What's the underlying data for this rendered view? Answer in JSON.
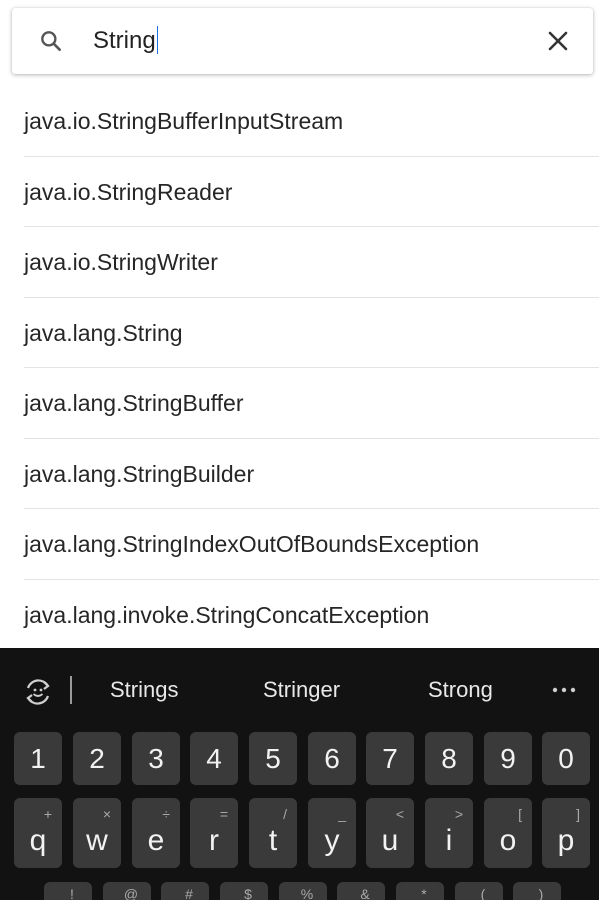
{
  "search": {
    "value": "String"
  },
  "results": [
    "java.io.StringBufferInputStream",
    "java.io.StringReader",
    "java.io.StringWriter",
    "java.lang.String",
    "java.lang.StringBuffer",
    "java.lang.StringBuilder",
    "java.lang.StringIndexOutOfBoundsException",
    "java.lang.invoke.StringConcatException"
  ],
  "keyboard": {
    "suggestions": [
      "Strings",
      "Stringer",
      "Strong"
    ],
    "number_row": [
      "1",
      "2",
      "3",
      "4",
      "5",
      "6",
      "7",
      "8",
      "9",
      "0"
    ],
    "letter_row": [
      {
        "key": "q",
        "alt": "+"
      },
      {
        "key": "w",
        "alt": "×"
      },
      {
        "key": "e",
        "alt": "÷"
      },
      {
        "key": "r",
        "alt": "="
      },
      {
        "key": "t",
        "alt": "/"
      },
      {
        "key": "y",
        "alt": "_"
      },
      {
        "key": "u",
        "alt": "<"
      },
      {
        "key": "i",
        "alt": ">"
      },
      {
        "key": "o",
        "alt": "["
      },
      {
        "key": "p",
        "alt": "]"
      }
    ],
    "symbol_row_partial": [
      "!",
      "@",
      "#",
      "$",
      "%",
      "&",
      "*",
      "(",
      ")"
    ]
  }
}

--

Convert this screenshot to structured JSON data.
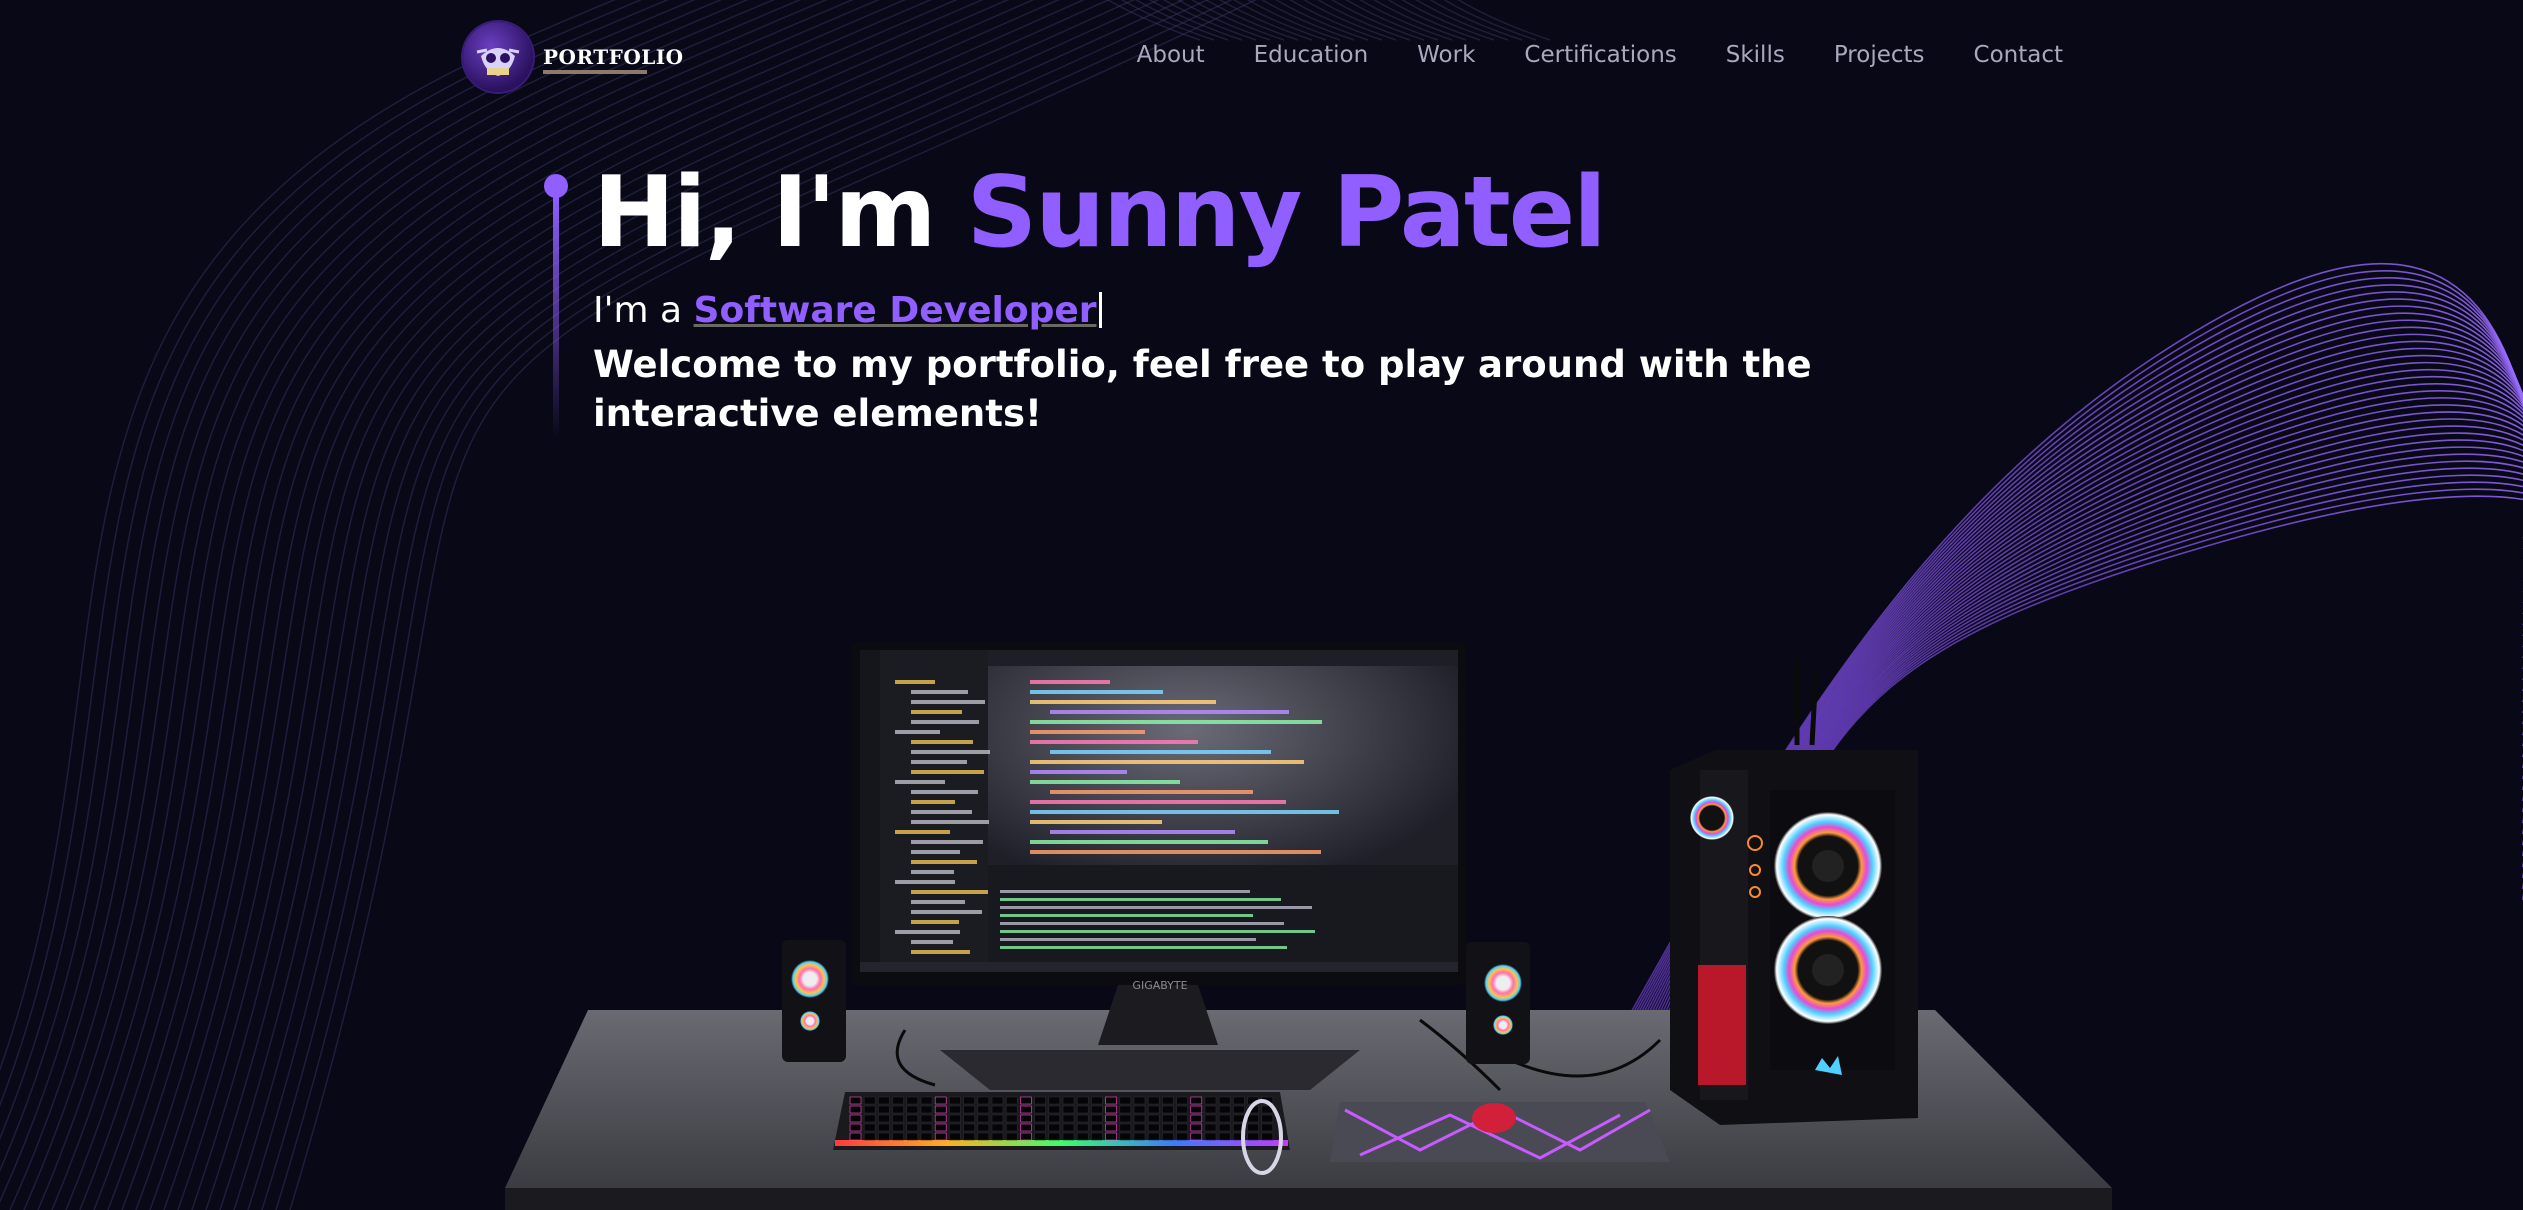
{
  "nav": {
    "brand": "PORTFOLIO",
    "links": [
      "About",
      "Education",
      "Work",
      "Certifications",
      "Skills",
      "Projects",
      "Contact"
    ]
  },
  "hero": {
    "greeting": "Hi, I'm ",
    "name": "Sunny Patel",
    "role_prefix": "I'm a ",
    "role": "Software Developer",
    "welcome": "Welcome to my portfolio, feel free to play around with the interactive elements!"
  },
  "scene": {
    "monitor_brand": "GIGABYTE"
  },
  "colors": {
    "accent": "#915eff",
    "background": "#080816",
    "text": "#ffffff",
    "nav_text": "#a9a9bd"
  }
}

### GIVEN INSTRUCTION
Filter the records, keeping only lines that contain "this", and show those lines.

### ANSWER TO THE PROBLEM
What's the underlying data for this rendered view? Answer in JSON.
Convert this screenshot to structured JSON data.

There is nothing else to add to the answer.